Task objective
Gather every line below that contains the word "public" and copy each one out in full.
-------------------------
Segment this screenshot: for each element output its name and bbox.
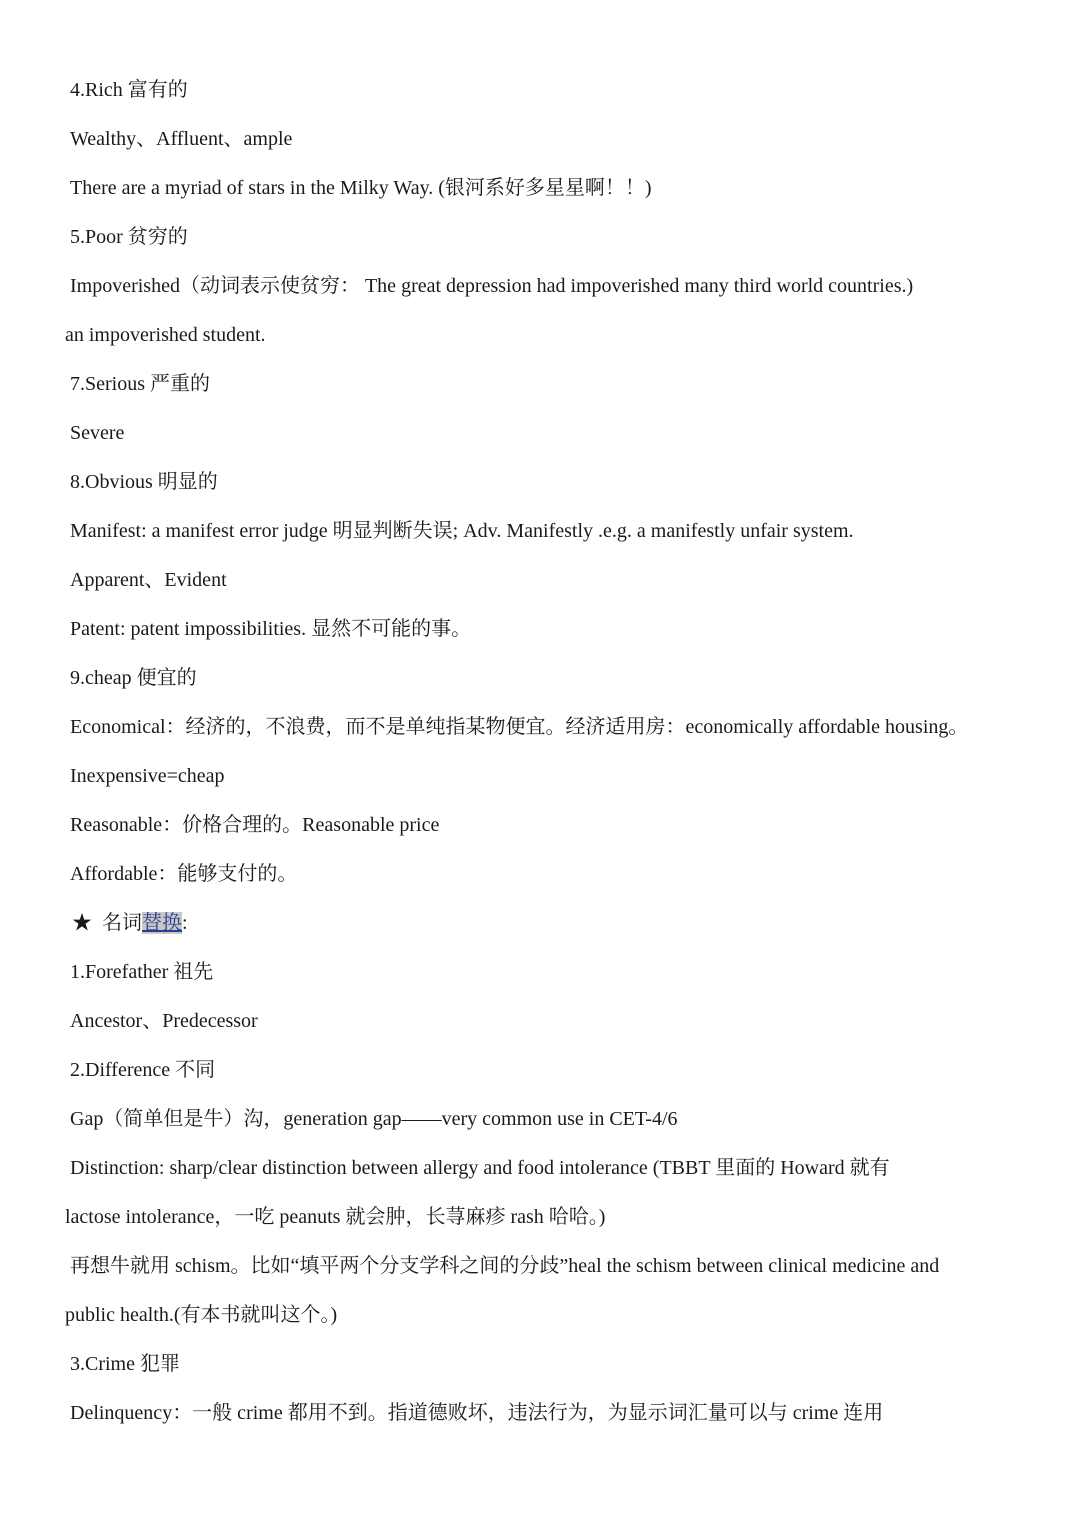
synonym-manifest: Manifest: a manifest error judge 明显判断失误; Adv. Manifestly .e.g. a manifestly unfair system.: [70, 520, 854, 542]
star-icon: ★: [72, 912, 92, 934]
heading-obvious: 8.Obvious 明显的: [70, 471, 218, 493]
synonym-delinquency: Delinquency：一般 crime 都用不到。指道德败坏，违法行为，为显示词汇量可以与 crime 连用: [70, 1402, 884, 1424]
synonym-severe: Severe: [70, 422, 125, 444]
synonym-distinction: Distinction: sharp/clear distinction between allergy and food intolerance (TBBT 里面的 Howard 就有: [70, 1157, 890, 1179]
synonym-impoverished: Impoverished（动词表示使贫穷： The great depression had impoverished many third world countries.): [70, 275, 914, 297]
heading-cheap: 9.cheap 便宜的: [70, 667, 197, 689]
synonyms-rich: Wealthy、Affluent、ample: [70, 128, 293, 150]
heading-forefather: 1.Forefather 祖先: [70, 961, 214, 983]
synonym-gap: Gap（简单但是牛）沟，generation gap——very common use in CET-4/6: [70, 1108, 678, 1130]
example-rich: There are a myriad of stars in the Milky Way. (银河系好多星星啊！！): [70, 177, 652, 199]
synonyms-apparent: Apparent、Evident: [70, 569, 227, 591]
section-heading-noun: [72, 908, 188, 938]
synonyms-ancestor: Ancestor、Predecessor: [70, 1010, 258, 1032]
schism-continued: public health.(有本书就叫这个。): [65, 1304, 338, 1326]
heading-crime: 3.Crime 犯罪: [70, 1353, 180, 1375]
distinction-continued: lactose intolerance，一吃 peanuts 就会肿，长荨麻疹 rash 哈哈。): [65, 1206, 606, 1228]
synonym-affordable: Affordable：能够支付的。: [70, 863, 298, 885]
section-heading-suffix: :: [182, 912, 188, 934]
example-impoverished: an impoverished student.: [65, 324, 266, 346]
heading-difference: 2.Difference 不同: [70, 1059, 216, 1081]
heading-poor: 5.Poor 贫穷的: [70, 226, 188, 248]
synonym-inexpensive: Inexpensive=cheap: [70, 765, 225, 787]
section-heading-highlight: 替换: [142, 912, 182, 934]
synonym-economical: Economical：经济的，不浪费，而不是单纯指某物便宜。经济适用房：economically affordable housing。: [70, 716, 969, 738]
heading-rich: 4.Rich 富有的: [70, 79, 188, 101]
synonym-patent: Patent: patent impossibilities. 显然不可能的事。: [70, 618, 472, 640]
synonym-schism: 再想牛就用 schism。比如“填平两个分支学科之间的分歧”heal the schism between clinical medicine and: [70, 1255, 940, 1277]
heading-serious: 7.Serious 严重的: [70, 373, 210, 395]
section-heading-prefix: 名词: [102, 912, 142, 934]
synonym-reasonable: Reasonable：价格合理的。Reasonable price: [70, 814, 440, 836]
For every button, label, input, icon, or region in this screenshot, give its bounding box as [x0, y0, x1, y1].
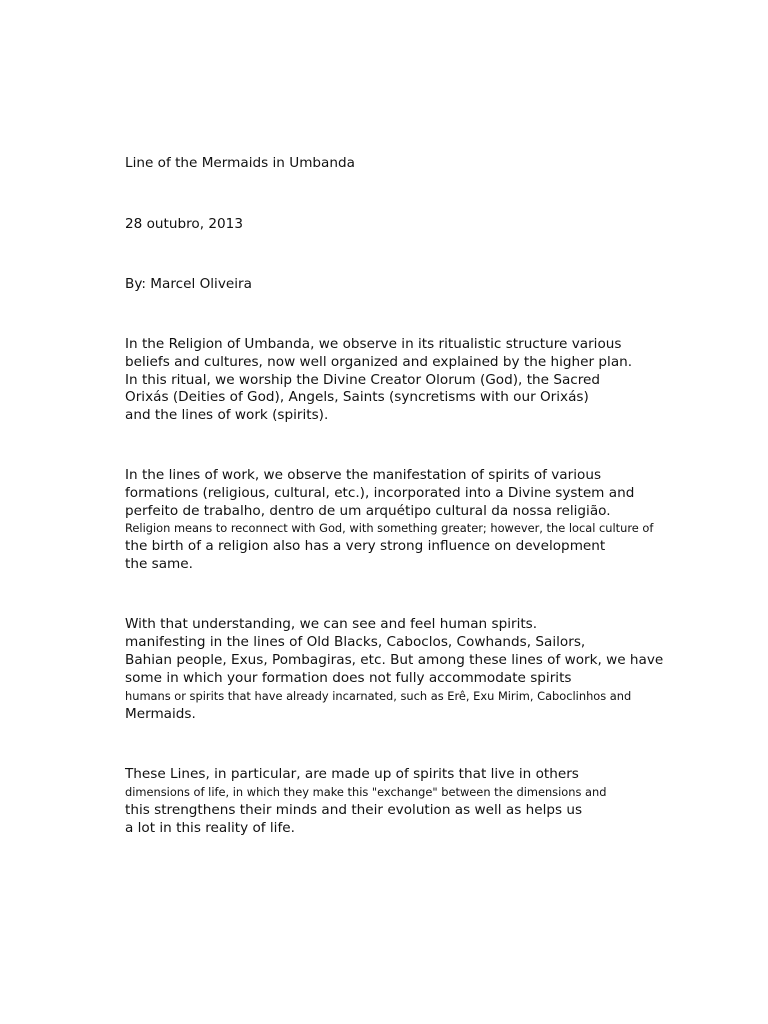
paragraph-4-line: this strengthens their minds and their evolution as well as helps us [125, 802, 583, 818]
paragraph-2-line: the birth of a religion also has a very strong influence on development [125, 538, 606, 554]
paragraph-1-line: and the lines of work (spirits). [125, 407, 329, 423]
document-byline: By: Marcel Oliveira [125, 276, 252, 292]
paragraph-1-line: In the Religion of Umbanda, we observe in its ritualistic structure various [125, 336, 622, 352]
paragraph-3-line: With that understanding, we can see and feel human spirits. [125, 616, 538, 632]
document-title: Line of the Mermaids in Umbanda [125, 155, 355, 171]
paragraph-4-line: a lot in this reality of life. [125, 820, 295, 836]
paragraph-2-line: formations (religious, cultural, etc.), incorporated into a Divine system and [125, 485, 635, 501]
document-date: 28 outubro, 2013 [125, 216, 243, 232]
paragraph-1-line: beliefs and cultures, now well organized and explained by the higher plan. [125, 354, 633, 370]
paragraph-2-line: perfeito de trabalho, dentro de um arquétipo cultural da nossa religião. [125, 503, 611, 519]
paragraph-4-line: These Lines, in particular, are made up of spirits that live in others [125, 766, 579, 782]
paragraph-3-line: Bahian people, Exus, Pombagiras, etc. But among these lines of work, we have [125, 652, 664, 668]
paragraph-2-line: In the lines of work, we observe the manifestation of spirits of various [125, 467, 602, 483]
paragraph-1-line: In this ritual, we worship the Divine Creator Olorum (God), the Sacred [125, 372, 601, 388]
paragraph-4-line: dimensions of life, in which they make this "exchange" between the dimensions and [125, 785, 607, 799]
paragraph-1-line: Orixás (Deities of God), Angels, Saints (syncretisms with our Orixás) [125, 389, 589, 405]
paragraph-2-line: Religion means to reconnect with God, with something greater; however, the local culture of [125, 521, 654, 535]
paragraph-3-line: Mermaids. [125, 706, 196, 722]
paragraph-2-line: the same. [125, 556, 193, 572]
paragraph-3-line: manifesting in the lines of Old Blacks, Caboclos, Cowhands, Sailors, [125, 634, 586, 650]
paragraph-3-line: humans or spirits that have already incarnated, such as Erê, Exu Mirim, Caboclinhos and [125, 689, 632, 703]
paragraph-3-line: some in which your formation does not fully accommodate spirits [125, 670, 572, 686]
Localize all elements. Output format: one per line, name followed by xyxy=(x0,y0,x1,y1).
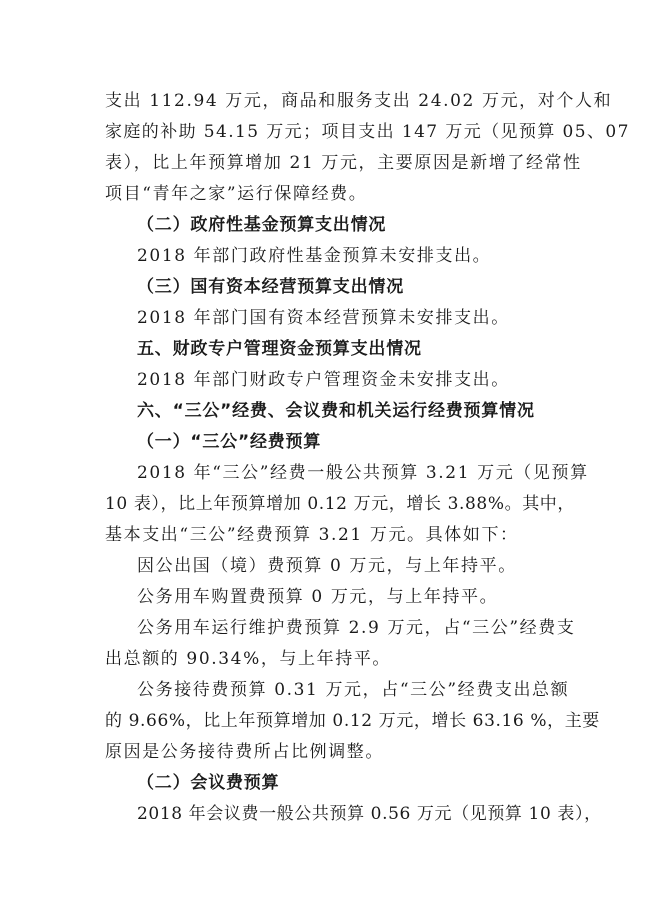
section-heading-three-public: 六、“三公”经费、会议费和机关运行经费预算情况 xyxy=(137,401,535,421)
body-text-line: 因公出国（境）费预算 0 万元，与上年持平。 xyxy=(137,556,517,576)
body-text-line: 表），比上年预算增加 21 万元，主要原因是新增了经常性 xyxy=(105,153,582,173)
section-heading-state-capital: （三）国有资本经营预算支出情况 xyxy=(137,277,404,297)
body-text-line: 公务接待费预算 0.31 万元，占“三公”经费支出总额 xyxy=(137,680,570,700)
body-text-line: 2018 年部门政府性基金预算未安排支出。 xyxy=(137,246,492,266)
body-text-line: 的 9.66%，比上年预算增加 0.12 万元，增长 63.16 %，主要 xyxy=(105,711,600,731)
body-text-line: 出总额的 90.34%，与上年持平。 xyxy=(105,649,392,669)
body-text-line: 项目“青年之家”运行保障经费。 xyxy=(105,184,368,204)
body-text-line: 10 表），比上年预算增加 0.12 万元，增长 3.88%。其中， xyxy=(105,494,576,514)
body-text-line: 原因是公务接待费所占比例调整。 xyxy=(105,742,384,762)
body-text-line: 2018 年部门财政专户管理资金未安排支出。 xyxy=(137,370,510,390)
body-text-line: 支出 112.94 万元，商品和服务支出 24.02 万元，对个人和 xyxy=(105,91,613,111)
subsection-heading-meeting-fee: （二）会议费预算 xyxy=(137,773,280,793)
body-text-line: 公务用车购置费预算 0 万元，与上年持平。 xyxy=(137,587,499,607)
section-heading-fiscal-account: 五、财政专户管理资金预算支出情况 xyxy=(137,339,422,359)
subsection-heading-three-public-budget: （一）“三公”经费预算 xyxy=(137,432,322,452)
body-text-line: 公务用车运行维护费预算 2.9 万元，占“三公”经费支 xyxy=(137,618,576,638)
section-heading-government-fund: （二）政府性基金预算支出情况 xyxy=(137,215,387,235)
body-text-line: 家庭的补助 54.15 万元；项目支出 147 万元（见预算 05、07 xyxy=(105,122,630,142)
body-text-line: 2018 年“三公”经费一般公共预算 3.21 万元（见预算 xyxy=(137,463,589,483)
body-text-line: 2018 年会议费一般公共预算 0.56 万元（见预算 10 表）， xyxy=(137,804,602,824)
body-text-line: 基本支出“三公”经费预算 3.21 万元。具体如下： xyxy=(105,525,519,545)
body-text-line: 2018 年部门国有资本经营预算未安排支出。 xyxy=(137,308,510,328)
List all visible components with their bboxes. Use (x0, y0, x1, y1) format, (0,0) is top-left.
-------------------------
Result
schism-continued: public health.(有本书就叫这个。): [65, 1304, 338, 1326]
section-heading-three-public: 六、“三公”经费、会议费和机关运行经费预算情况 xyxy=(137,401,535,421)
subsection-heading-three-public-budget: （一）“三公”经费预算 xyxy=(137,432,322,452)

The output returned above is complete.